• **REQUIREMENTS**: Reproduce all of the listing below without alteration.

### ITEMS

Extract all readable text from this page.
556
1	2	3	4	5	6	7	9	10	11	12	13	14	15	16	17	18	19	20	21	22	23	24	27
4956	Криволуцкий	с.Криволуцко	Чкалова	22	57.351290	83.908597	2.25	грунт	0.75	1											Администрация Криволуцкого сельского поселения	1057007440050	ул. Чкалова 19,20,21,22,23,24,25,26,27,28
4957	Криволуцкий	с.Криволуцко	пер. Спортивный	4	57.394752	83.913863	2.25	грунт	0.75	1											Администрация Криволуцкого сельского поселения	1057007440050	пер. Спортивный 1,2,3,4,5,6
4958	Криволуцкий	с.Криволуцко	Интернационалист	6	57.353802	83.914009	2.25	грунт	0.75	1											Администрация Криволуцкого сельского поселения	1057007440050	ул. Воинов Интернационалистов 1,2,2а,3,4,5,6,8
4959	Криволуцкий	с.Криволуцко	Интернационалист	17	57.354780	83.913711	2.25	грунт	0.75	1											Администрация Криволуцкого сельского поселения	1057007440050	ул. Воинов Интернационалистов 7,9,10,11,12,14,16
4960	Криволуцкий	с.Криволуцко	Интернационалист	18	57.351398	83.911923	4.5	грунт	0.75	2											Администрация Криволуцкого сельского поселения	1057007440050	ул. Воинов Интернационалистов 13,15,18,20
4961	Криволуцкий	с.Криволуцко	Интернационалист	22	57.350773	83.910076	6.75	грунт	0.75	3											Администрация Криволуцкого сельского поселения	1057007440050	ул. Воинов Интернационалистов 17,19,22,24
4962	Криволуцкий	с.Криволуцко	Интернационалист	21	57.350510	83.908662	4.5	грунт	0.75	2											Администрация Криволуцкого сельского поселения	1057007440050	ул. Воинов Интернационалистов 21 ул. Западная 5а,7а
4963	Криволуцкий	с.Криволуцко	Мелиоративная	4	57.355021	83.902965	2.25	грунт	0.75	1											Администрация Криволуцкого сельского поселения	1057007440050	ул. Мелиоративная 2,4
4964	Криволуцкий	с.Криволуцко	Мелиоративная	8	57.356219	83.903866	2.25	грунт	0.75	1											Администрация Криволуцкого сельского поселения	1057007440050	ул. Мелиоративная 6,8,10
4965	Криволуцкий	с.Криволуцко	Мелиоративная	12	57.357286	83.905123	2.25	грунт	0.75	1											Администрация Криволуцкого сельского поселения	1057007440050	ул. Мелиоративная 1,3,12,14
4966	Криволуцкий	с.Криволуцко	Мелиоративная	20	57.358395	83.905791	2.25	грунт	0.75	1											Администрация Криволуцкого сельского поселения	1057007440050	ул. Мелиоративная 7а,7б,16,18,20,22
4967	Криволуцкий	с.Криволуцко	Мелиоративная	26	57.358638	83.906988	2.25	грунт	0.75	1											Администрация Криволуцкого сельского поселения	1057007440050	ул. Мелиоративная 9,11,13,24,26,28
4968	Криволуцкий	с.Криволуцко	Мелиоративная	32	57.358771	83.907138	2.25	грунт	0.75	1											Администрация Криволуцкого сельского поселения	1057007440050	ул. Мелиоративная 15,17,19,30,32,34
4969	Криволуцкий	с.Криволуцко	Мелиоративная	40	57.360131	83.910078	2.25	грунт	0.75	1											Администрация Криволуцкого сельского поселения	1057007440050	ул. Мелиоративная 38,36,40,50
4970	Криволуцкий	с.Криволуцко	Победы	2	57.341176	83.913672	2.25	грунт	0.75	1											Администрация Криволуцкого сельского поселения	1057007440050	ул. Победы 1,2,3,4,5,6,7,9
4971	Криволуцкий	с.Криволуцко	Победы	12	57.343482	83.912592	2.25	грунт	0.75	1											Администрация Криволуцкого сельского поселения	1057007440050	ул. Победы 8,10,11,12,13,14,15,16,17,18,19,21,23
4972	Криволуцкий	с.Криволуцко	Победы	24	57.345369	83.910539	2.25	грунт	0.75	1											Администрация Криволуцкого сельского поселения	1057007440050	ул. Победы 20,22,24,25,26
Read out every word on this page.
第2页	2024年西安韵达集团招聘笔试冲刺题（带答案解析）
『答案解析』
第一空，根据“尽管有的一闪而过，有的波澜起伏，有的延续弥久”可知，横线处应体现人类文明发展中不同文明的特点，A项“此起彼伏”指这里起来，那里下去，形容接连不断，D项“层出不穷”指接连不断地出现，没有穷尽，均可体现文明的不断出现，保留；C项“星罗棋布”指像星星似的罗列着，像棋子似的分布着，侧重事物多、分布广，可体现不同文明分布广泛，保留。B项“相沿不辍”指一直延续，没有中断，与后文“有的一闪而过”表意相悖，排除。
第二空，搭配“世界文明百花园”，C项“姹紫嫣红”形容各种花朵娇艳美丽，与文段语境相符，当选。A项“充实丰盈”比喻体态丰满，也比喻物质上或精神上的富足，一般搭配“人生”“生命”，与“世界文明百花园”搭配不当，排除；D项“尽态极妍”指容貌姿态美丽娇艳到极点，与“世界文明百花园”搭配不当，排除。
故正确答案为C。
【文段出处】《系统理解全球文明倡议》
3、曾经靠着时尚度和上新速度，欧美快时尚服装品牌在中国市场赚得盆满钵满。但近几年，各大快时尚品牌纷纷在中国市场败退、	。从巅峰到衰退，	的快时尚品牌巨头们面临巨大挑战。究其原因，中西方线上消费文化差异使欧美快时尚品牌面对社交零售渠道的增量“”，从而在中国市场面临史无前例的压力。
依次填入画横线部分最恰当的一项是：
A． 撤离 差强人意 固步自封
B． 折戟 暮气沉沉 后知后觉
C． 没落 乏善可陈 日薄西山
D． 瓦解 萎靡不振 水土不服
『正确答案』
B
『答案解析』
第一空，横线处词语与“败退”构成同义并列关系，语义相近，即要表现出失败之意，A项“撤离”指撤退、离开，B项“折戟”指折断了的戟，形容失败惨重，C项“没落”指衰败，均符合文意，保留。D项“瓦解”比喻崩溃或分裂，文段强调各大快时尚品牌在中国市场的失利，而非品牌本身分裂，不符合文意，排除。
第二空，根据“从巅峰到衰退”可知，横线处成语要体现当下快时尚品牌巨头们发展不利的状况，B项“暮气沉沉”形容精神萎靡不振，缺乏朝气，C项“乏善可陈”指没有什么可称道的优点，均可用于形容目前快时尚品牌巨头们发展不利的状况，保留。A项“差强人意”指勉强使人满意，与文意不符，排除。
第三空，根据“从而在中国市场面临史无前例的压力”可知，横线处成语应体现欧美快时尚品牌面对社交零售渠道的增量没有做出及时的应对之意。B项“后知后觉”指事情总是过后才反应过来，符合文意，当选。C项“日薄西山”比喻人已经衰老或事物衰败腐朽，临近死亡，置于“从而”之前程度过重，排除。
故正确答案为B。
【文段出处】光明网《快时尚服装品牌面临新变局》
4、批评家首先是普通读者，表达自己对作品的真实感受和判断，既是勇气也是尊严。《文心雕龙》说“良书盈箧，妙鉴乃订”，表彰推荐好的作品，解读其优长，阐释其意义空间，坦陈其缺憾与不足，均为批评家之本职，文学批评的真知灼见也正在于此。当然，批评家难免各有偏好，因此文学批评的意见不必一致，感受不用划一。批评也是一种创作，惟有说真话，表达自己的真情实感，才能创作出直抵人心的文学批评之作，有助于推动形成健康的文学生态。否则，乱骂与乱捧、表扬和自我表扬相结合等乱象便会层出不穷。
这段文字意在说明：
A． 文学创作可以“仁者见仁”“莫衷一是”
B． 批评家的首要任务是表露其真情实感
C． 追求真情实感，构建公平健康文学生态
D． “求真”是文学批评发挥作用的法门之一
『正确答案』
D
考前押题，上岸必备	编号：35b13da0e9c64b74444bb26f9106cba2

######

• **EXERCISE OUTPUT**:
Extract all readable text from this page.
556
1	2	3	4	5	6	7	9	10	11	12	13	14	15	16	17	18	19	20	21	22	23	24	27
4956	Криволуцкий	с.Криволуцко	Чкалова	22	57.351290	83.908597	2.25	грунт	0.75	1											Администрация Криволуцкого сельского поселения	1057007440050	ул. Чкалова 19,20,21,22,23,24,25,26,27,28
4957	Криволуцкий	с.Криволуцко	пер. Спортивный	4	57.394752	83.913863	2.25	грунт	0.75	1											Администрация Криволуцкого сельского поселения	1057007440050	пер. Спортивный 1,2,3,4,5,6
4958	Криволуцкий	с.Криволуцко	Интернационалист	6	57.353802	83.914009	2.25	грунт	0.75	1											Администрация Криволуцкого сельского поселения	1057007440050	ул. Воинов Интернационалистов 1,2,2а,3,4,5,6,8
4959	Криволуцкий	с.Криволуцко	Интернационалист	17	57.354780	83.913711	2.25	грунт	0.75	1											Администрация Криволуцкого сельского поселения	1057007440050	ул. Воинов Интернационалистов 7,9,10,11,12,14,16
4960	Криволуцкий	с.Криволуцко	Интернационалист	18	57.351398	83.911923	4.5	грунт	0.75	2											Администрация Криволуцкого сельского поселения	1057007440050	ул. Воинов Интернационалистов 13,15,18,20
4961	Криволуцкий	с.Криволуцко	Интернационалист	22	57.350773	83.910076	6.75	грунт	0.75	3											Администрация Криволуцкого сельского поселения	1057007440050	ул. Воинов Интернационалистов 17,19,22,24
4962	Криволуцкий	с.Криволуцко	Интернационалист	21	57.350510	83.908662	4.5	грунт	0.75	2											Администрация Криволуцкого сельского поселения	1057007440050	ул. Воинов Интернационалистов 21 ул. Западная 5а,7а
4963	Криволуцкий	с.Криволуцко	Мелиоративная	4	57.355021	83.902965	2.25	грунт	0.75	1											Администрация Криволуцкого сельского поселения	1057007440050	ул. Мелиоративная 2,4
4964	Криволуцкий	с.Криволуцко	Мелиоративная	8	57.356219	83.903866	2.25	грунт	0.75	1											Администрация Криволуцкого сельского поселения	1057007440050	ул. Мелиоративная 6,8,10
4965	Криволуцкий	с.Криволуцко	Мелиоративная	12	57.357286	83.905123	2.25	грунт	0.75	1											Администрация Криволуцкого сельского поселения	1057007440050	ул. Мелиоративная 1,3,12,14
4966	Криволуцкий	с.Криволуцко	Мелиоративная	20	57.358395	83.905791	2.25	грунт	0.75	1											Администрация Криволуцкого сельского поселения	1057007440050	ул. Мелиоративная 7а,7б,16,18,20,22
4967	Криволуцкий	с.Криволуцко	Мелиоративная	26	57.358638	83.906988	2.25	грунт	0.75	1											Администрация Криволуцкого сельского поселения	1057007440050	ул. Мелиоративная 9,11,13,24,26,28
4968	Криволуцкий	с.Криволуцко	Мелиоративная	32	57.358771	83.907138	2.25	грунт	0.75	1											Администрация Криволуцкого сельского поселения	1057007440050	ул. Мелиоративная 15,17,19,30,32,34
4969	Криволуцкий	с.Криволуцко	Мелиоративная	40	57.360131	83.910078	2.25	грунт	0.75	1											Администрация Криволуцкого сельского поселения	1057007440050	ул. Мелиоративная 38,36,40,50
4970	Криволуцкий	с.Криволуцко	Победы	2	57.341176	83.913672	2.25	грунт	0.75	1											Администрация Криволуцкого сельского поселения	1057007440050	ул. Победы 1,2,3,4,5,6,7,9
4971	Криволуцкий	с.Криволуцко	Победы	12	57.343482	83.912592	2.25	грунт	0.75	1											Администрация Криволуцкого сельского поселения	1057007440050	ул. Победы 8,10,11,12,13,14,15,16,17,18,19,21,23
4972	Криволуцкий	с.Криволуцко	Победы	24	57.345369	83.910539	2.25	грунт	0.75	1											Администрация Криволуцкого сельского поселения	1057007440050	ул. Победы 20,22,24,25,26
Read out every word on this page.
第2页	2024年西安韵达集团招聘笔试冲刺题（带答案解析）
『答案解析』
第一空，根据“尽管有的一闪而过，有的波澜起伏，有的延续弥久”可知，横线处应体现人类文明发展中不同文明的特点，A项“此起彼伏”指这里起来，那里下去，形容接连不断，D项“层出不穷”指接连不断地出现，没有穷尽，均可体现文明的不断出现，保留；C项“星罗棋布”指像星星似的罗列着，像棋子似的分布着，侧重事物多、分布广，可体现不同文明分布广泛，保留。B项“相沿不辍”指一直延续，没有中断，与后文“有的一闪而过”表意相悖，排除。
第二空，搭配“世界文明百花园”，C项“姹紫嫣红”形容各种花朵娇艳美丽，与文段语境相符，当选。A项“充实丰盈”比喻体态丰满，也比喻物质上或精神上的富足，一般搭配“人生”“生命”，与“世界文明百花园”搭配不当，排除；D项“尽态极妍”指容貌姿态美丽娇艳到极点，与“世界文明百花园”搭配不当，排除。
故正确答案为C。
【文段出处】《系统理解全球文明倡议》
3、曾经靠着时尚度和上新速度，欧美快时尚服装品牌在中国市场赚得盆满钵满。但近几年，各大快时尚品牌纷纷在中国市场败退、	。从巅峰到衰退，	的快时尚品牌巨头们面临巨大挑战。究其原因，中西方线上消费文化差异使欧美快时尚品牌面对社交零售渠道的增量“”，从而在中国市场面临史无前例的压力。
依次填入画横线部分最恰当的一项是：
A． 撤离 差强人意 固步自封
B． 折戟 暮气沉沉 后知后觉
C． 没落 乏善可陈 日薄西山
D． 瓦解 萎靡不振 水土不服
『正确答案』
B
『答案解析』
第一空，横线处词语与“败退”构成同义并列关系，语义相近，即要表现出失败之意，A项“撤离”指撤退、离开，B项“折戟”指折断了的戟，形容失败惨重，C项“没落”指衰败，均符合文意，保留。D项“瓦解”比喻崩溃或分裂，文段强调各大快时尚品牌在中国市场的失利，而非品牌本身分裂，不符合文意，排除。
第二空，根据“从巅峰到衰退”可知，横线处成语要体现当下快时尚品牌巨头们发展不利的状况，B项“暮气沉沉”形容精神萎靡不振，缺乏朝气，C项“乏善可陈”指没有什么可称道的优点，均可用于形容目前快时尚品牌巨头们发展不利的状况，保留。A项“差强人意”指勉强使人满意，与文意不符，排除。
第三空，根据“从而在中国市场面临史无前例的压力”可知，横线处成语应体现欧美快时尚品牌面对社交零售渠道的增量没有做出及时的应对之意。B项“后知后觉”指事情总是过后才反应过来，符合文意，当选。C项“日薄西山”比喻人已经衰老或事物衰败腐朽，临近死亡，置于“从而”之前程度过重，排除。
故正确答案为B。
【文段出处】光明网《快时尚服装品牌面临新变局》
4、批评家首先是普通读者，表达自己对作品的真实感受和判断，既是勇气也是尊严。《文心雕龙》说“良书盈箧，妙鉴乃订”，表彰推荐好的作品，解读其优长，阐释其意义空间，坦陈其缺憾与不足，均为批评家之本职，文学批评的真知灼见也正在于此。当然，批评家难免各有偏好，因此文学批评的意见不必一致，感受不用划一。批评也是一种创作，惟有说真话，表达自己的真情实感，才能创作出直抵人心的文学批评之作，有助于推动形成健康的文学生态。否则，乱骂与乱捧、表扬和自我表扬相结合等乱象便会层出不穷。
这段文字意在说明：
A． 文学创作可以“仁者见仁”“莫衷一是”
B． 批评家的首要任务是表露其真情实感
C． 追求真情实感，构建公平健康文学生态
D． “求真”是文学批评发挥作用的法门之一
『正确答案』
D
考前押题，上岸必备	编号：35b13da0e9c64b74444bb26f9106cba2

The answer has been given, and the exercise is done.